- WHAT YOU HAVE TO DO:
Using the passage on Kyme below, answer these:
(a) At what figure was the city assessed in the Delian Confederacy?
(b) What kind of masonry was used in the circuit wall on the south hill?
(c) With what river is the stream entering the sea to the north identified?

- DOCUMENT SECTION:

================================

City in Aiolis, 40 km N of Smyrna. Founded, according to Strabo (621), by Greek colonists after the Trojan War and after their capture of Larisa from the Pelasgians. Kyme contributed ships to Dareios in 512 B.C. and to Xerxes in 480 (Hdt. 4.138; 7.196). The city was assessed in the Delian Confederacy at the very high figure of nine talents, and is called by Strabo the biggest and best of the Aiolian cities. Kebren and Side are said to have been her colonies. The coinage extends from the 7th c. B.C. to the 3d c. A.D., but the city has virtually no history in the Hellenistic and Roman periods.

Little remains of the ancient city. It occupied two hills, of which the S one was defended by a circuit wall of polygonal masonry; almost nothing of this is now to be seen. The hollow of a theater is visible at the foot of the N hill, but its stones are gone. A small Ionic temple of Isis, once excavated, is now undiscoverable. In the valley between the hills are the remains of a monumental building of late date with two rows of unfluted columns. To the N a stream identified with the Xanthos enters the sea; another stream to the S has converted the valley into a marsh. On the shore are two harbor-moles; the S one is reasonably well preserved, though now under water. The whole site is virtually deserted.


BIBLIOGRAPHY

C. Schuchhardt, Altertümer von Pergamon I, 1 (1912) 95; G. E. Bean, Aegean Turkey (1966) 193-96.

================================

- STORED DATA:

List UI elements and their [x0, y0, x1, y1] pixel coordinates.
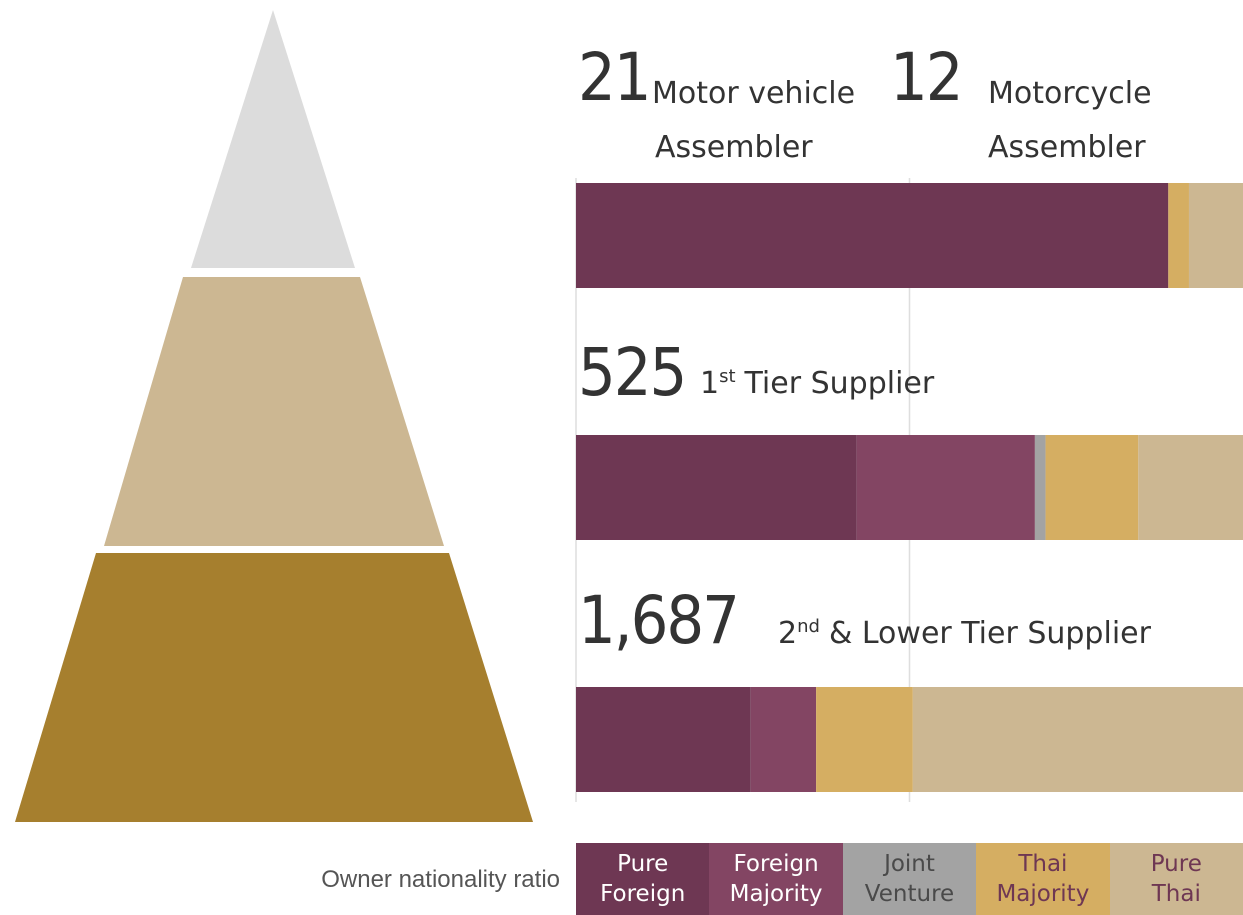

================================

- RESULT:
(a) Nine talents.
(b) Polygonal masonry.
(c) The Xanthos.